From the listing that follows, extract every line and set it down unaltered.

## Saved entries
⁂

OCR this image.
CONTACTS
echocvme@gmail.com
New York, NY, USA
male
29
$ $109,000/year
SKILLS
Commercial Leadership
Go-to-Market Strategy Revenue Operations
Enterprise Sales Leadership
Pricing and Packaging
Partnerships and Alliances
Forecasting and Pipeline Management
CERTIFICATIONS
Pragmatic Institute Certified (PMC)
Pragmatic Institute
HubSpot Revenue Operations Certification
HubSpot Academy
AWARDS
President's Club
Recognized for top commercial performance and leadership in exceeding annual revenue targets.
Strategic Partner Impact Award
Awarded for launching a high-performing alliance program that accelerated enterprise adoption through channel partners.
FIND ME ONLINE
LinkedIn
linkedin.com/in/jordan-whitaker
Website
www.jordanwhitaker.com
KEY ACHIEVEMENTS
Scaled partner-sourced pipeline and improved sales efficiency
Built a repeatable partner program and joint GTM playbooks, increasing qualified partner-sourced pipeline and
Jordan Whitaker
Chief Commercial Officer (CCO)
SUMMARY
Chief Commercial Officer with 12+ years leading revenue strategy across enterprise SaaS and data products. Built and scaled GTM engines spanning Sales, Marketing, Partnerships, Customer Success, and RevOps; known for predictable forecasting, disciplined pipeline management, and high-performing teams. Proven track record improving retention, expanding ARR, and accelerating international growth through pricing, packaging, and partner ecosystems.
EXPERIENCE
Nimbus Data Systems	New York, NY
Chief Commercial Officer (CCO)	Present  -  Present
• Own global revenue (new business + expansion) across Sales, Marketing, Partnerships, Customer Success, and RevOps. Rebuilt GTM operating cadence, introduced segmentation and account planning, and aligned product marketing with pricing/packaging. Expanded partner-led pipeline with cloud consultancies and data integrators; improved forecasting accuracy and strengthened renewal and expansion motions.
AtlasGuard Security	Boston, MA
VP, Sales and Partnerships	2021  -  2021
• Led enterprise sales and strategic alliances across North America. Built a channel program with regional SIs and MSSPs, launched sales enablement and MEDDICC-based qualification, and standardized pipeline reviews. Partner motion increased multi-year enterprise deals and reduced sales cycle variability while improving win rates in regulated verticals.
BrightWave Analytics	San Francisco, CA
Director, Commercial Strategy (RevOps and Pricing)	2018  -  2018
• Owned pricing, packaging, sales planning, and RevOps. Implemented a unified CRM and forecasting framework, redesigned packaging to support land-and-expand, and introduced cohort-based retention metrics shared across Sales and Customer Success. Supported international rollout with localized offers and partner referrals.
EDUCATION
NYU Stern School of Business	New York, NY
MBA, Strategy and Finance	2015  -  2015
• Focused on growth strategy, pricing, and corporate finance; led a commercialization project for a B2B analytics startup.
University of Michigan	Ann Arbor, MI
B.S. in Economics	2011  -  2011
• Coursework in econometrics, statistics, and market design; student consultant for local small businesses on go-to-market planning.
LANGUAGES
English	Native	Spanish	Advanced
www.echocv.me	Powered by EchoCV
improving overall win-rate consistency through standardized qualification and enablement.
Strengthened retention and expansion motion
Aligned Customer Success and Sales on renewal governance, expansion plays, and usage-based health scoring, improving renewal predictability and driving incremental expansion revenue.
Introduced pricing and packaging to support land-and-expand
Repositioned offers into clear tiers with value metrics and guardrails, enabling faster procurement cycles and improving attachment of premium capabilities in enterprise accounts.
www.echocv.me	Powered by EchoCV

⁂

## Response
OCR this image.
CONTACTS
echocvme@gmail.com
New York, NY, USA
male
29
$ $109,000/year
SKILLS
Commercial Leadership
Go-to-Market Strategy Revenue Operations
Enterprise Sales Leadership
Pricing and Packaging
Partnerships and Alliances
Forecasting and Pipeline Management
CERTIFICATIONS
Pragmatic Institute Certified (PMC)
Pragmatic Institute
HubSpot Revenue Operations Certification
HubSpot Academy
AWARDS
President's Club
Recognized for top commercial performance and leadership in exceeding annual revenue targets.
Strategic Partner Impact Award
Awarded for launching a high-performing alliance program that accelerated enterprise adoption through channel partners.
FIND ME ONLINE
LinkedIn
linkedin.com/in/jordan-whitaker
Website
www.jordanwhitaker.com
KEY ACHIEVEMENTS
Scaled partner-sourced pipeline and improved sales efficiency
Built a repeatable partner program and joint GTM playbooks, increasing qualified partner-sourced pipeline and
Jordan Whitaker
Chief Commercial Officer (CCO)
SUMMARY
Chief Commercial Officer with 12+ years leading revenue strategy across enterprise SaaS and data products. Built and scaled GTM engines spanning Sales, Marketing, Partnerships, Customer Success, and RevOps; known for predictable forecasting, disciplined pipeline management, and high-performing teams. Proven track record improving retention, expanding ARR, and accelerating international growth through pricing, packaging, and partner ecosystems.
EXPERIENCE
Nimbus Data Systems	New York, NY
Chief Commercial Officer (CCO)	Present  -  Present
• Own global revenue (new business + expansion) across Sales, Marketing, Partnerships, Customer Success, and RevOps. Rebuilt GTM operating cadence, introduced segmentation and account planning, and aligned product marketing with pricing/packaging. Expanded partner-led pipeline with cloud consultancies and data integrators; improved forecasting accuracy and strengthened renewal and expansion motions.
AtlasGuard Security	Boston, MA
VP, Sales and Partnerships	2021  -  2021
• Led enterprise sales and strategic alliances across North America. Built a channel program with regional SIs and MSSPs, launched sales enablement and MEDDICC-based qualification, and standardized pipeline reviews. Partner motion increased multi-year enterprise deals and reduced sales cycle variability while improving win rates in regulated verticals.
BrightWave Analytics	San Francisco, CA
Director, Commercial Strategy (RevOps and Pricing)	2018  -  2018
• Owned pricing, packaging, sales planning, and RevOps. Implemented a unified CRM and forecasting framework, redesigned packaging to support land-and-expand, and introduced cohort-based retention metrics shared across Sales and Customer Success. Supported international rollout with localized offers and partner referrals.
EDUCATION
NYU Stern School of Business	New York, NY
MBA, Strategy and Finance	2015  -  2015
• Focused on growth strategy, pricing, and corporate finance; led a commercialization project for a B2B analytics startup.
University of Michigan	Ann Arbor, MI
B.S. in Economics	2011  -  2011
• Coursework in econometrics, statistics, and market design; student consultant for local small businesses on go-to-market planning.
LANGUAGES
English	Native	Spanish	Advanced
www.echocv.me	Powered by EchoCV
improving overall win-rate consistency through standardized qualification and enablement.
Strengthened retention and expansion motion
Aligned Customer Success and Sales on renewal governance, expansion plays, and usage-based health scoring, improving renewal predictability and driving incremental expansion revenue.
Introduced pricing and packaging to support land-and-expand
Repositioned offers into clear tiers with value metrics and guardrails, enabling faster procurement cycles and improving attachment of premium capabilities in enterprise accounts.
www.echocv.me	Powered by EchoCV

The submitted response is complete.